A block of data
═══

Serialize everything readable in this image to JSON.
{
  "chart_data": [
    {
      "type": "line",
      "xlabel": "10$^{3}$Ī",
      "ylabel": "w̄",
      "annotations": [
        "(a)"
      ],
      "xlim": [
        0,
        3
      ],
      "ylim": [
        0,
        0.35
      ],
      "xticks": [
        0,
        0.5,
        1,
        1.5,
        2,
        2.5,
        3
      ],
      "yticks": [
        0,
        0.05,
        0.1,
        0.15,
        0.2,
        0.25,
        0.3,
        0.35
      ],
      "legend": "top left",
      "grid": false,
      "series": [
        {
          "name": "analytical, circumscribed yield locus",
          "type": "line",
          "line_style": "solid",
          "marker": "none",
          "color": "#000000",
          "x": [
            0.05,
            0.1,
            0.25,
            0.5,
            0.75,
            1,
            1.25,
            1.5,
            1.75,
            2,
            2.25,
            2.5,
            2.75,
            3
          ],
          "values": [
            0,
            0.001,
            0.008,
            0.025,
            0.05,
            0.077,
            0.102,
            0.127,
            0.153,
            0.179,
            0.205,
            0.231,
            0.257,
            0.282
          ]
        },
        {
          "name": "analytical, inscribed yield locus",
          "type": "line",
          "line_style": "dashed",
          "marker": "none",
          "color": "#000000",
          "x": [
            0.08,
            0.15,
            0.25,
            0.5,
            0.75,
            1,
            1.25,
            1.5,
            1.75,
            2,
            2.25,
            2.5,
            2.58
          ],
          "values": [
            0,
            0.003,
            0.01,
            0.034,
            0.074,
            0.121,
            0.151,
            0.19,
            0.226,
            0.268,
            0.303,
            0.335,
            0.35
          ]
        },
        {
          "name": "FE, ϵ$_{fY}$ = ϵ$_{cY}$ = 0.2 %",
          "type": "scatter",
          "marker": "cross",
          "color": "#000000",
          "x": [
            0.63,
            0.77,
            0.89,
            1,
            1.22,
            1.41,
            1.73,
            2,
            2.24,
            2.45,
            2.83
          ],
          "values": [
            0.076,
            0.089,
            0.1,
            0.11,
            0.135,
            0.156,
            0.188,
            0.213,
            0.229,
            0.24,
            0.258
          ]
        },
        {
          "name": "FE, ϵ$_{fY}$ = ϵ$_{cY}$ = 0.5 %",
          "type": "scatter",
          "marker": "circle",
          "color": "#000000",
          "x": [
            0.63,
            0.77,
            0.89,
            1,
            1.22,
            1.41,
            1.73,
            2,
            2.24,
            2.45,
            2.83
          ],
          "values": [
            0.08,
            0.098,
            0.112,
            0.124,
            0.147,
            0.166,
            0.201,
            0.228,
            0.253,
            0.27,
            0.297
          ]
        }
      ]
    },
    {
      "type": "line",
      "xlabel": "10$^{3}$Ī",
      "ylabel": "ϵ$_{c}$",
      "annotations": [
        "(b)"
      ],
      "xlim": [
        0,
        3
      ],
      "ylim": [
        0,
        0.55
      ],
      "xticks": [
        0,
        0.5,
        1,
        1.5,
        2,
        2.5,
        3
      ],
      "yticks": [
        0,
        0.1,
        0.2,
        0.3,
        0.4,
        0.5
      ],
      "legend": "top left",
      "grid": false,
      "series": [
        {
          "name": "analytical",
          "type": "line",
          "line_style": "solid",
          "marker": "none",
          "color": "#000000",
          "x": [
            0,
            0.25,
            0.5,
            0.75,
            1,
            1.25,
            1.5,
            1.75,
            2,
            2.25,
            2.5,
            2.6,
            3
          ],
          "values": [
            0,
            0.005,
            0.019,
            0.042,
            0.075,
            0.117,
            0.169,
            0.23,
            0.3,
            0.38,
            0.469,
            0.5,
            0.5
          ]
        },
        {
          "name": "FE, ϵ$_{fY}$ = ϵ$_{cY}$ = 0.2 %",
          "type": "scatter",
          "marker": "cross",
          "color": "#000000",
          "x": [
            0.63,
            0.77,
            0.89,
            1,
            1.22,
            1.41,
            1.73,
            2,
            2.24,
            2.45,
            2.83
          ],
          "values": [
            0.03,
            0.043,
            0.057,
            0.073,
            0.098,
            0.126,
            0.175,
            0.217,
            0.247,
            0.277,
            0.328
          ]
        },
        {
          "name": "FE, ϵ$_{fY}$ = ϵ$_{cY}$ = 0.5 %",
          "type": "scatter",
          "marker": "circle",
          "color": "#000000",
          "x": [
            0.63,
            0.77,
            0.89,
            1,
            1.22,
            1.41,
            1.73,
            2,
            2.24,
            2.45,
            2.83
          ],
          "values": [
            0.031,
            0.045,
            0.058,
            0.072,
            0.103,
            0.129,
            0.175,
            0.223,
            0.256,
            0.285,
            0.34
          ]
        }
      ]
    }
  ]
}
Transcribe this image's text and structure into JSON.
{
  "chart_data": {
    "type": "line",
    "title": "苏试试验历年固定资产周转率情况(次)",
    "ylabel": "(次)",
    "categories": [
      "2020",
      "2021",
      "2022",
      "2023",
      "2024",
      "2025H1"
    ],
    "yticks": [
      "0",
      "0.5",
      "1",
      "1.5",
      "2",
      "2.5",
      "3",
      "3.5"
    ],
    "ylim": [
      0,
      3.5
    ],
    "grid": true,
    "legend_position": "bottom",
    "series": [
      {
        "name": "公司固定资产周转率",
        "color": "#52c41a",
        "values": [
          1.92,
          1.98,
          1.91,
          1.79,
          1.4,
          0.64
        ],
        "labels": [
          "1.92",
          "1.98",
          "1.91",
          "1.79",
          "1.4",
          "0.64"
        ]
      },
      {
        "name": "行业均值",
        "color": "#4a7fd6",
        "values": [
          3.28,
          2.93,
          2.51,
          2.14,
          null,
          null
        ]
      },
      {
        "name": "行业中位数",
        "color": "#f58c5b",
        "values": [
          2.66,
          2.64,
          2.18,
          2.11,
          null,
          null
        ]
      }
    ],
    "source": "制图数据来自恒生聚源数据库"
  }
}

═══

**Goal:**
Each line of the material should be duplicated exactly, please.

**Answer to the exercise:**
Serialize everything readable in this image to JSON.
{
  "chart_data": [
    {
      "type": "line",
      "xlabel": "10$^{3}$Ī",
      "ylabel": "w̄",
      "annotations": [
        "(a)"
      ],
      "xlim": [
        0,
        3
      ],
      "ylim": [
        0,
        0.35
      ],
      "xticks": [
        0,
        0.5,
        1,
        1.5,
        2,
        2.5,
        3
      ],
      "yticks": [
        0,
        0.05,
        0.1,
        0.15,
        0.2,
        0.25,
        0.3,
        0.35
      ],
      "legend": "top left",
      "grid": false,
      "series": [
        {
          "name": "analytical, circumscribed yield locus",
          "type": "line",
          "line_style": "solid",
          "marker": "none",
          "color": "#000000",
          "x": [
            0.05,
            0.1,
            0.25,
            0.5,
            0.75,
            1,
            1.25,
            1.5,
            1.75,
            2,
            2.25,
            2.5,
            2.75,
            3
          ],
          "values": [
            0,
            0.001,
            0.008,
            0.025,
            0.05,
            0.077,
            0.102,
            0.127,
            0.153,
            0.179,
            0.205,
            0.231,
            0.257,
            0.282
          ]
        },
        {
          "name": "analytical, inscribed yield locus",
          "type": "line",
          "line_style": "dashed",
          "marker": "none",
          "color": "#000000",
          "x": [
            0.08,
            0.15,
            0.25,
            0.5,
            0.75,
            1,
            1.25,
            1.5,
            1.75,
            2,
            2.25,
            2.5,
            2.58
          ],
          "values": [
            0,
            0.003,
            0.01,
            0.034,
            0.074,
            0.121,
            0.151,
            0.19,
            0.226,
            0.268,
            0.303,
            0.335,
            0.35
          ]
        },
        {
          "name": "FE, ϵ$_{fY}$ = ϵ$_{cY}$ = 0.2 %",
          "type": "scatter",
          "marker": "cross",
          "color": "#000000",
          "x": [
            0.63,
            0.77,
            0.89,
            1,
            1.22,
            1.41,
            1.73,
            2,
            2.24,
            2.45,
            2.83
          ],
          "values": [
            0.076,
            0.089,
            0.1,
            0.11,
            0.135,
            0.156,
            0.188,
            0.213,
            0.229,
            0.24,
            0.258
          ]
        },
        {
          "name": "FE, ϵ$_{fY}$ = ϵ$_{cY}$ = 0.5 %",
          "type": "scatter",
          "marker": "circle",
          "color": "#000000",
          "x": [
            0.63,
            0.77,
            0.89,
            1,
            1.22,
            1.41,
            1.73,
            2,
            2.24,
            2.45,
            2.83
          ],
          "values": [
            0.08,
            0.098,
            0.112,
            0.124,
            0.147,
            0.166,
            0.201,
            0.228,
            0.253,
            0.27,
            0.297
          ]
        }
      ]
    },
    {
      "type": "line",
      "xlabel": "10$^{3}$Ī",
      "ylabel": "ϵ$_{c}$",
      "annotations": [
        "(b)"
      ],
      "xlim": [
        0,
        3
      ],
      "ylim": [
        0,
        0.55
      ],
      "xticks": [
        0,
        0.5,
        1,
        1.5,
        2,
        2.5,
        3
      ],
      "yticks": [
        0,
        0.1,
        0.2,
        0.3,
        0.4,
        0.5
      ],
      "legend": "top left",
      "grid": false,
      "series": [
        {
          "name": "analytical",
          "type": "line",
          "line_style": "solid",
          "marker": "none",
          "color": "#000000",
          "x": [
            0,
            0.25,
            0.5,
            0.75,
            1,
            1.25,
            1.5,
            1.75,
            2,
            2.25,
            2.5,
            2.6,
            3
          ],
          "values": [
            0,
            0.005,
            0.019,
            0.042,
            0.075,
            0.117,
            0.169,
            0.23,
            0.3,
            0.38,
            0.469,
            0.5,
            0.5
          ]
        },
        {
          "name": "FE, ϵ$_{fY}$ = ϵ$_{cY}$ = 0.2 %",
          "type": "scatter",
          "marker": "cross",
          "color": "#000000",
          "x": [
            0.63,
            0.77,
            0.89,
            1,
            1.22,
            1.41,
            1.73,
            2,
            2.24,
            2.45,
            2.83
          ],
          "values": [
            0.03,
            0.043,
            0.057,
            0.073,
            0.098,
            0.126,
            0.175,
            0.217,
            0.247,
            0.277,
            0.328
          ]
        },
        {
          "name": "FE, ϵ$_{fY}$ = ϵ$_{cY}$ = 0.5 %",
          "type": "scatter",
          "marker": "circle",
          "color": "#000000",
          "x": [
            0.63,
            0.77,
            0.89,
            1,
            1.22,
            1.41,
            1.73,
            2,
            2.24,
            2.45,
            2.83
          ],
          "values": [
            0.031,
            0.045,
            0.058,
            0.072,
            0.103,
            0.129,
            0.175,
            0.223,
            0.256,
            0.285,
            0.34
          ]
        }
      ]
    }
  ]
}
Transcribe this image's text and structure into JSON.
{
  "chart_data": {
    "type": "line",
    "title": "苏试试验历年固定资产周转率情况(次)",
    "ylabel": "(次)",
    "categories": [
      "2020",
      "2021",
      "2022",
      "2023",
      "2024",
      "2025H1"
    ],
    "yticks": [
      "0",
      "0.5",
      "1",
      "1.5",
      "2",
      "2.5",
      "3",
      "3.5"
    ],
    "ylim": [
      0,
      3.5
    ],
    "grid": true,
    "legend_position": "bottom",
    "series": [
      {
        "name": "公司固定资产周转率",
        "color": "#52c41a",
        "values": [
          1.92,
          1.98,
          1.91,
          1.79,
          1.4,
          0.64
        ],
        "labels": [
          "1.92",
          "1.98",
          "1.91",
          "1.79",
          "1.4",
          "0.64"
        ]
      },
      {
        "name": "行业均值",
        "color": "#4a7fd6",
        "values": [
          3.28,
          2.93,
          2.51,
          2.14,
          null,
          null
        ]
      },
      {
        "name": "行业中位数",
        "color": "#f58c5b",
        "values": [
          2.66,
          2.64,
          2.18,
          2.11,
          null,
          null
        ]
      }
    ],
    "source": "制图数据来自恒生聚源数据库"
  }
}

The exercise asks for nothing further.